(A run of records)
━━━━━━━━━━━━━━━━━━━━━━━━━━━━━━
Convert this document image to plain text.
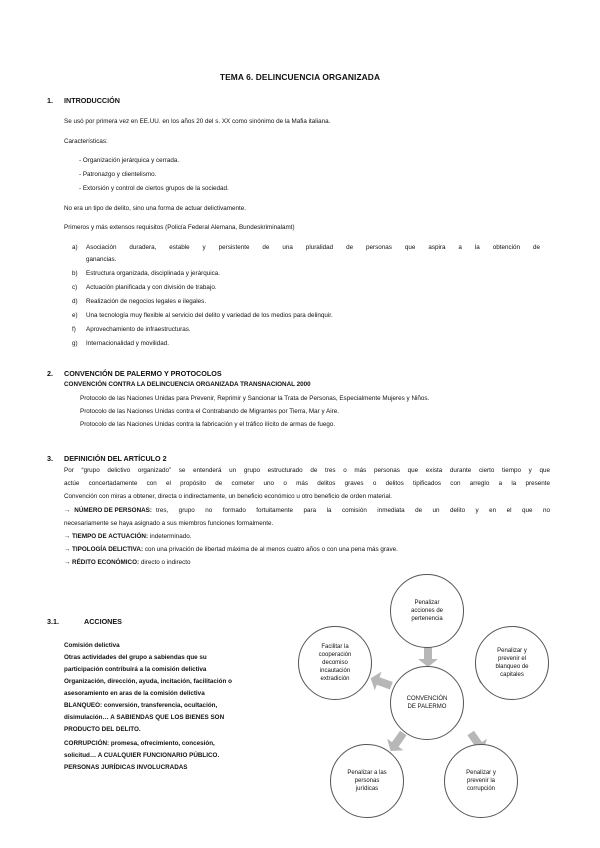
TEMA 6. DELINCUENCIA ORGANIZADA
1. INTRODUCCIÓN
Se usó por primera vez en EE.UU. en los años 20 del s. XX como sinónimo de la Mafia italiana.
Características:
- Organización jerárquica y cerrada.
- Patronazgo y clientelismo.
- Extorsión y control de ciertos grupos de la sociedad.
No era un tipo de delito, sino una forma de actuar delictivamente.
Primeros y más extensos requisitos (Policía Federal Alemana, Bundeskriminalamt)
a) Asociación duradera, estable y persistente de una pluralidad de personas que aspira a la obtención de
ganancias.
b) Estructura organizada, disciplinada y jerárquica.
c) Actuación planificada y con división de trabajo.
d) Realización de negocios legales e ilegales.
e) Una tecnología muy flexible al servicio del delito y variedad de los medios para delinquir.
f) Aprovechamiento de infraestructuras.
g) Internacionalidad y movilidad.
2. CONVENCIÓN DE PALERMO Y PROTOCOLOS
CONVENCIÓN CONTRA LA DELINCUENCIA ORGANIZADA TRANSNACIONAL 2000
Protocolo de las Naciones Unidas para Prevenir, Reprimir y Sancionar la Trata de Personas, Especialmente Mujeres y Niños.
Protocolo de las Naciones Unidas contra el Contrabando de Migrantes por Tierra, Mar y Aire.
Protocolo de las Naciones Unidas contra la fabricación y el tráfico ilícito de armas de fuego.
3. DEFINICIÓN DEL ARTÍCULO 2
Por “grupo delictivo organizado” se entenderá un grupo estructurado de tres o más personas que exista durante cierto tiempo y que
actúe concertadamente con el propósito de cometer uno o más delitos graves o delitos tipificados con arreglo a la presente
Convención con miras a obtener, directa o indirectamente, un beneficio económico u otro beneficio de orden material.
→ NÚMERO DE PERSONAS: tres, grupo no formado fortuitamente para la comisión inmediata de un delito y en el que no
necesariamente se haya asignado a sus miembros funciones formalmente.
→ TIEMPO DE ACTUACIÓN: indeterminado.
→ TIPOLOGÍA DELICTIVA: con una privación de libertad máxima de al menos cuatro años o con una pena más grave.
→ RÉDITO ECONÓMICO: directo o indirecto
3.1.	ACCIONES
Comisión delictiva
Otras actividades del grupo a sabiendas que su
participación contribuirá a la comisión delictiva
Organización, dirección, ayuda, incitación, facilitación o
asesoramiento en aras de la comisión delictiva
BLANQUEO: conversión, transferencia, ocultación,
disimulación… A SABIENDAS QUE LOS BIENES SON
PRODUCTO DEL DELITO.
CORRUPCIÓN: promesa, ofrecimiento, concesión,
solicitud… A CUALQUIER FUNCIONARIO PÚBLICO.
PERSONAS JURÍDICAS INVOLUCRADAS
Penalizar
acciones de
pertenencia
Penalizar y
prevenir el
blanqueo de
capitales
Penalizar y
prevenir la
corrupción
Penalizar a las
personas
jurídicas
Facilitar la
cooperación
decomiso
incautación
extradición
CONVENCIÓN
DE PALERMO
━━━━━━━━━━━━━━━━━━━━━━━━━━━━━━
** SET TASK **
Lines containing the word "DELINCUENCIA" are to be counted in the listing; state their number alone.

** RESULT OF THE TASK **
2